» **Brief A**: Reproduce the records from their first line through the line holding "series-line-neither (78, 88, 466, 357)", inclusive, without any changes.

» **Reading text**:
■ ■ ■ ■

Latest revision as of 09:42, 18 November 2021

Impulse response of a coaxial cable

The frequency response of a coaxial cable  (German:  "Koaxialkabel"   ⇒   subscipt  "K")  of length  $l$  can be represented by the following formula:

$$H_{\rm K}(f) = {\rm e}^{- \alpha_0 \hspace{0.05cm} \cdot \hspace{0.05cm} l} \cdot {\rm e}^{- (\alpha_1 + {\rm j} \hspace{0.05cm}\cdot \hspace{0.05cm} \beta_1) \hspace{0.05cm}\cdot f \hspace{0.05cm}\cdot \hspace{0.05cm}l} \cdot {\rm e}^{- (\alpha_2 + {\rm j} \hspace{0.05cm}\cdot \hspace{0.05cm} \beta_2) \hspace{0.05cm}\cdot \sqrt{f} \hspace{0.05cm}\cdot \hspace{0.05cm}l} \hspace{0.05cm}.$$

The first term of this equation is due to the ohmic losses,  the second term to the transverse losses.  Dominant,  however,  is the skin effect,  which is expressed by the third term.

With the coefficients valid for the  "standard coaxial cable"  $\text{(2.6 mm}$  core diameter,  $\text{9.5 mm}$  outer diameter$)$ 

$$\alpha_2 = 0.2722 \hspace{0.15cm}\frac {\rm Np}{\rm km \cdot \sqrt{\rm MHz}} \hspace{0.05cm}, \hspace{0.2cm} \beta_2 = 0.2722 \hspace{0.15cm}\frac {\rm rad}{\rm km \cdot \sqrt{\rm MHz}}\hspace{0.05cm}$$

this frequency response can also be represented as follows:

$$H_{\rm K}(f) \approx {\rm e}^{- 0.2722 \hspace{0.05cm}\cdot \hspace{0.05cm}l/{\rm km} \hspace{0.05cm}\cdot \sqrt{f/{\rm MHz}} } \cdot {\rm e}^{- {\rm j}\hspace{0.05cm}\cdot \hspace{0.05cm} 0.2722 \hspace{0.05cm}\cdot \hspace{0.05cm}l/{\rm km} \hspace{0.05cm}\cdot \sqrt{f/{\rm MHz}}} \hspace{0.05cm}.$$

That means:  

Attenuation curve  ${a}_{\rm K}(f)$  and phase curve  $b_{\rm K}(f)$  are identical except for the pseudo units  "Np"  and  "rad",  respectively.


If one defines the characteristic cable attenuation  ${a}_{\rm *}$  at half the bit rate  $($i.e., at  $R/2)$  and normalizes the frequency to  $R$,  one can treat digital systems of different bit rate and length uniformly:

$${a}_{\rm \star} = {a}_{\rm K}(f ={R}/{2}) \hspace{0.3cm}\Rightarrow \hspace{0.3cm}H_{\rm K}(f) = {\rm e}^{- {a}_{\rm \star} \cdot \sqrt{2f/R}}\cdot {\rm e}^{- {\rm j}\hspace{0.05cm}\cdot \hspace{0.05cm} {a}_{\star} \cdot \sqrt{2f/R}}\hspace{0.4cm}{\rm with}\hspace{0.2cm}{a}_{\star}\hspace{0.2cm}{\rm in}\hspace{0.2cm}{\rm Np} \hspace{0.05cm}.$$
  • The corresponding  $\rm dB$  value is greater by a factor of  $8.686$.

■ ■ ■ ■

» **Task material**:
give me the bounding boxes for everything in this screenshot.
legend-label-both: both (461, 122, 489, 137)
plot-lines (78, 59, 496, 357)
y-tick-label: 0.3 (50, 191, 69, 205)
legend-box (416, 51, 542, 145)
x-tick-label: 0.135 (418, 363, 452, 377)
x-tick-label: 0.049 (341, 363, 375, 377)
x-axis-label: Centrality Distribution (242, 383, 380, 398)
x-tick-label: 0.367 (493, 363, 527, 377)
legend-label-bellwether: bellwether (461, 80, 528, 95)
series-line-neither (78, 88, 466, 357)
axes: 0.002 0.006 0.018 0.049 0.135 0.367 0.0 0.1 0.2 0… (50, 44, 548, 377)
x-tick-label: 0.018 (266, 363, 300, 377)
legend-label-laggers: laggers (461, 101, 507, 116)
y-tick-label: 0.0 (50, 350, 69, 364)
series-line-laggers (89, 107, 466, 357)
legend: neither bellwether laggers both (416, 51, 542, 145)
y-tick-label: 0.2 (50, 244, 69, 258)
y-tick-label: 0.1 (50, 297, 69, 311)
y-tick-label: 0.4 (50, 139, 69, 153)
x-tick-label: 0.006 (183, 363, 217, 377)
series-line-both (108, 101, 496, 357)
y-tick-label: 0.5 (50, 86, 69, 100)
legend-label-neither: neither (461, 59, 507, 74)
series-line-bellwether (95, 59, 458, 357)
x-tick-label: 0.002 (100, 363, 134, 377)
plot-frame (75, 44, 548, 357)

■ ■ ■ ■

» **Brief B**: Write out the passage of the coaxial cable text between "The frequency response" and "the third term.", inclusive, keeping every character as it appears.

» **Complete answer A**:
give me the bounding boxes for everything in this screenshot.
legend-label-both: both (461, 122, 489, 137)
plot-lines (78, 59, 496, 357)
y-tick-label: 0.3 (50, 191, 69, 205)
legend-box (416, 51, 542, 145)
x-tick-label: 0.135 (418, 363, 452, 377)
x-tick-label: 0.049 (341, 363, 375, 377)
x-axis-label: Centrality Distribution (242, 383, 380, 398)
x-tick-label: 0.367 (493, 363, 527, 377)
legend-label-bellwether: bellwether (461, 80, 528, 95)
series-line-neither (78, 88, 466, 357)

» **Complete answer B**:
The frequency response of a coaxial cable  (German:  "Koaxialkabel"   ⇒   subscipt  "K")  of length  $l$  can be represented by the following formula:

$$H_{\rm K}(f) = {\rm e}^{- \alpha_0 \hspace{0.05cm} \cdot \hspace{0.05cm} l} \cdot {\rm e}^{- (\alpha_1 + {\rm j} \hspace{0.05cm}\cdot \hspace{0.05cm} \beta_1) \hspace{0.05cm}\cdot f \hspace{0.05cm}\cdot \hspace{0.05cm}l} \cdot {\rm e}^{- (\alpha_2 + {\rm j} \hspace{0.05cm}\cdot \hspace{0.05cm} \beta_2) \hspace{0.05cm}\cdot \sqrt{f} \hspace{0.05cm}\cdot \hspace{0.05cm}l} \hspace{0.05cm}.$$

The first term of this equation is due to the ohmic losses,  the second term to the transverse losses.  Dominant,  however,  is the skin effect,  which is expressed by the third term.